- _AUFGABEN_:
[A] Wer steht laut dem Seitenauszug über AfD-nahe Stiftungen inzwischen dem Verein der Desiderius-Erasmus-Stiftung vor?
[B] Geben Sie aus dem Seitenauszug über AfD-nahe Stiftungen die Passage wortgetreu wieder, die mit „Protest hatte es“ beginnt und sich bis einschließlich „die Fahnen geschrieben.“ erstreckt.

Hoffnungen auf eine Anerkennung als AfD-nahe Stiftung macht sich auch der Verein der Desiderius-Erasmus-Stiftung. Sie war anfänglich von AfD-Gründungsmitglied Konrad Adam geleitet worden. Inzwischen steht ihr AfD-Mitglied Rainer Gross vor. Der Renaissance-Philosoph und Humanist Erasmus von Rotterdam ist auch Namensgeber für das Austauschprogramm der EU für Studenten und Studentinnen.

Protest hatte es im vergangenen März auch gegeben, als bekannt wurde, dass ein weiterer Verein die Gründung einer AfD-nahen »Immanuel-Kant-Stiftung« plant. Die nach dem Aufklärungsphilosophen benannte Kantstiftung hat sich die Erziehung zum Schutz von Frieden, Menschenrechten, Demokratie und Umwelt auf die Fahnen geschrieben.

»Hier den Überblick zu behalten, ist nicht ganz leicht«, sagte Konrad Adam. Seinen Angaben zufolge waren in der Frühphase auch der liberale österreichische Ökonom und der Philosoph Karl Popper (»Die offene Gesellschaft und ihre Feinde«) als Namenspatrone im Gespräch gewesen.

Erfasste Daten
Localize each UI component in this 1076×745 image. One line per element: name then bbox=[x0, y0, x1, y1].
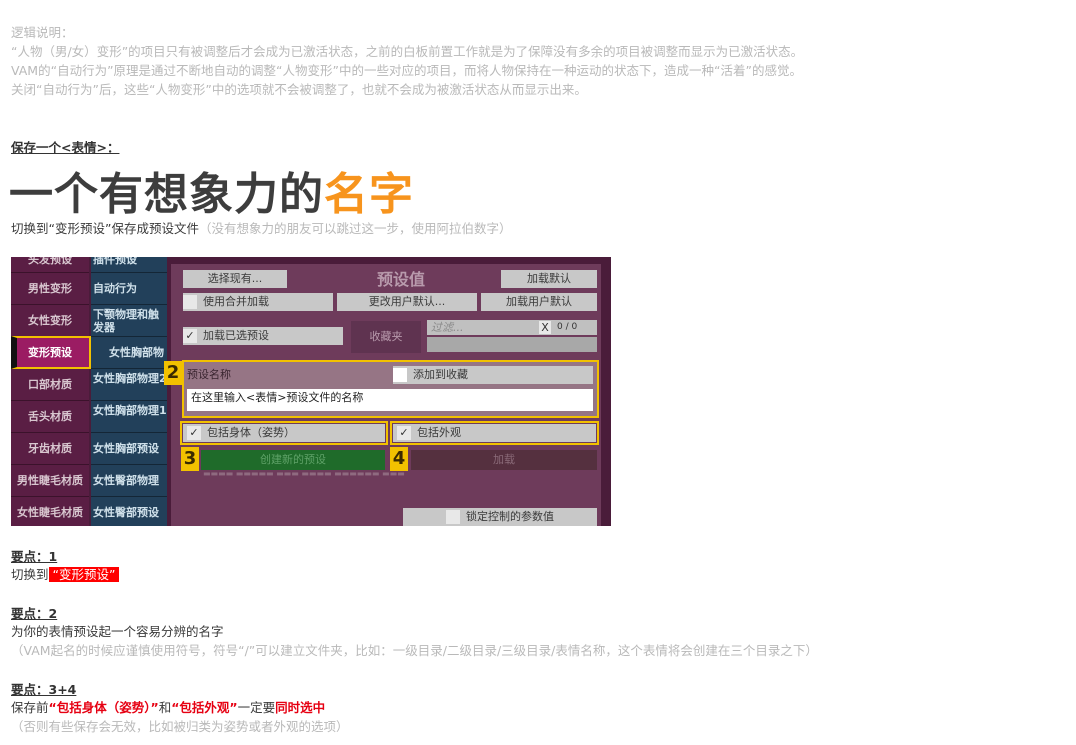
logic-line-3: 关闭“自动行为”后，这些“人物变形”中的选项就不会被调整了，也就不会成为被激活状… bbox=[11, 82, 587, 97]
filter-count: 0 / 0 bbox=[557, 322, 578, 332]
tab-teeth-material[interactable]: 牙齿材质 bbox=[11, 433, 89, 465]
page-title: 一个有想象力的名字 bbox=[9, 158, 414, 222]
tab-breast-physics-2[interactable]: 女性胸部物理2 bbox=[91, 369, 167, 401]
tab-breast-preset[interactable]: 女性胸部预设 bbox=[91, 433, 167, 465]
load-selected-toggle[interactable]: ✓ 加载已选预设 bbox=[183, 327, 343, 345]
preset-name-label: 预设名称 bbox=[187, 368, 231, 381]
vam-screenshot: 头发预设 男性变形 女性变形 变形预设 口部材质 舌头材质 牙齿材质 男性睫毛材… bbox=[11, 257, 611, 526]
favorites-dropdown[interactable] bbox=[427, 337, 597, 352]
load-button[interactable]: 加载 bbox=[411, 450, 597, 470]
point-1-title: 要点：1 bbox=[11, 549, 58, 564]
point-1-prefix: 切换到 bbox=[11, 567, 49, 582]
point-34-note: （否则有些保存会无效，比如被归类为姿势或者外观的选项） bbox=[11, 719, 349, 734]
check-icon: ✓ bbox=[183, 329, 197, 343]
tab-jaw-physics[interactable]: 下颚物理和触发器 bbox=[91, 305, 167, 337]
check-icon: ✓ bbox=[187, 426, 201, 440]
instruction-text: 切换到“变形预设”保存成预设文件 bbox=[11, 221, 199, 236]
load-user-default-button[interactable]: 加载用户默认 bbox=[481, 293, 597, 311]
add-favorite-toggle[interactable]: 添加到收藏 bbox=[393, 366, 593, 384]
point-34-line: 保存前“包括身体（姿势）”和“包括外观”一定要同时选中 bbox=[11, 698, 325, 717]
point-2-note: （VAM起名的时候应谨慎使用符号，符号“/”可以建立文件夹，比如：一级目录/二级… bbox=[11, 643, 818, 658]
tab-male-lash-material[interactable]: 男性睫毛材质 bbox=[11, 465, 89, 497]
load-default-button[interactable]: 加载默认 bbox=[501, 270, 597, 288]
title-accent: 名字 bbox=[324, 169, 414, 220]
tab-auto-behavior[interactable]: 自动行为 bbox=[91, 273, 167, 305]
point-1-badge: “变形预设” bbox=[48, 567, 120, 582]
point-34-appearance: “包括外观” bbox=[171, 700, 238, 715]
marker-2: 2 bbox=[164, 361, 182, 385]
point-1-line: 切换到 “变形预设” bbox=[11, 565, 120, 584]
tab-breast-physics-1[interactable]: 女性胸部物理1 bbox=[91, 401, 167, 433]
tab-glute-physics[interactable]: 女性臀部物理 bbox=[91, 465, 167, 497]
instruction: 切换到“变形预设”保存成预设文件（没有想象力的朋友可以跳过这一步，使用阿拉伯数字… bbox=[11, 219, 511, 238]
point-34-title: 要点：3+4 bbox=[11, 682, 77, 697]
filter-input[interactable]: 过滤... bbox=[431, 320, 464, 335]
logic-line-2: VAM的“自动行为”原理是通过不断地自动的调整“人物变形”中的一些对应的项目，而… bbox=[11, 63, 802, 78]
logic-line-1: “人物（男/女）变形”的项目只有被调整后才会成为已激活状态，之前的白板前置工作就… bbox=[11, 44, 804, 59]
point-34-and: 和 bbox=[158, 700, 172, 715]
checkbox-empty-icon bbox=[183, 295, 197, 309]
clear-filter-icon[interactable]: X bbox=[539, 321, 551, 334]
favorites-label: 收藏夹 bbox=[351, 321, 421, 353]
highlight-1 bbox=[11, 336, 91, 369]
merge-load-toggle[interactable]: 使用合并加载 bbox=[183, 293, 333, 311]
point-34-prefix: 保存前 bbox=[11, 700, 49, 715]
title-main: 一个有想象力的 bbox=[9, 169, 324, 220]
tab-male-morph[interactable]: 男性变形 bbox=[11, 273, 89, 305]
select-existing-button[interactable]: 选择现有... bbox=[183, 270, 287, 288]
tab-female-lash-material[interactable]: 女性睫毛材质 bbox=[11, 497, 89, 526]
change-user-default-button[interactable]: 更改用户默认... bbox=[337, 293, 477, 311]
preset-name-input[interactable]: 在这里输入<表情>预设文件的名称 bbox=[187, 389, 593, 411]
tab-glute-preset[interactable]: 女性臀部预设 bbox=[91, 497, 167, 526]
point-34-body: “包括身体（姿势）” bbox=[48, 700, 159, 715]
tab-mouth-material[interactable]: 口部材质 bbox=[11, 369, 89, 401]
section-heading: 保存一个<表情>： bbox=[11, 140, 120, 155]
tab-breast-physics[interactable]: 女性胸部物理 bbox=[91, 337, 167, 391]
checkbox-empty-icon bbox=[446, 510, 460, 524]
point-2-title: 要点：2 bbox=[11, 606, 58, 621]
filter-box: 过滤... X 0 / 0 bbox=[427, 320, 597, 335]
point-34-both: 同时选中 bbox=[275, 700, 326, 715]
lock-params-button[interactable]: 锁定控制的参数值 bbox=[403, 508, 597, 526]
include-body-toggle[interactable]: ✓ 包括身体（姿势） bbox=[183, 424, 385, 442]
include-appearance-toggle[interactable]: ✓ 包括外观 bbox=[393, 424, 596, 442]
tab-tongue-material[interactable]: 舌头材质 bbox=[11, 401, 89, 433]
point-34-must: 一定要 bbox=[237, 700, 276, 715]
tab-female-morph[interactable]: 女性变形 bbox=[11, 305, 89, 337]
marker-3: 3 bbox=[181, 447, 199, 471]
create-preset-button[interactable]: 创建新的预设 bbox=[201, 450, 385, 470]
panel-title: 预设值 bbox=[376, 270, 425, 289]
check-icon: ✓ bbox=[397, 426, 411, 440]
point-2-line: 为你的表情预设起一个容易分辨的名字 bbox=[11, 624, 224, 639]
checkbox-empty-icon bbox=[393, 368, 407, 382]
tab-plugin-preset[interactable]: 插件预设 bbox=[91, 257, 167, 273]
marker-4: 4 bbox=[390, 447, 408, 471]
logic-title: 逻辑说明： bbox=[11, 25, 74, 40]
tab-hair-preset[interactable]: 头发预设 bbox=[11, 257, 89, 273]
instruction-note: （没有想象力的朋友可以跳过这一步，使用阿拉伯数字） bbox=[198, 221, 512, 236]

- _ANTWORTEN DER REIHE_:
[A] Das AfD-Mitglied Rainer Gross.

[B]
Protest hatte es im vergangenen März auch gegeben, als bekannt wurde, dass ein weiterer Verein die Gründung einer AfD-nahen »Immanuel-Kant-Stiftung« plant. Die nach dem Aufklärungsphilosophen benannte Kantstiftung hat sich die Erziehung zum Schutz von Frieden, Menschenrechten, Demokratie und Umwelt auf die Fahnen geschrieben.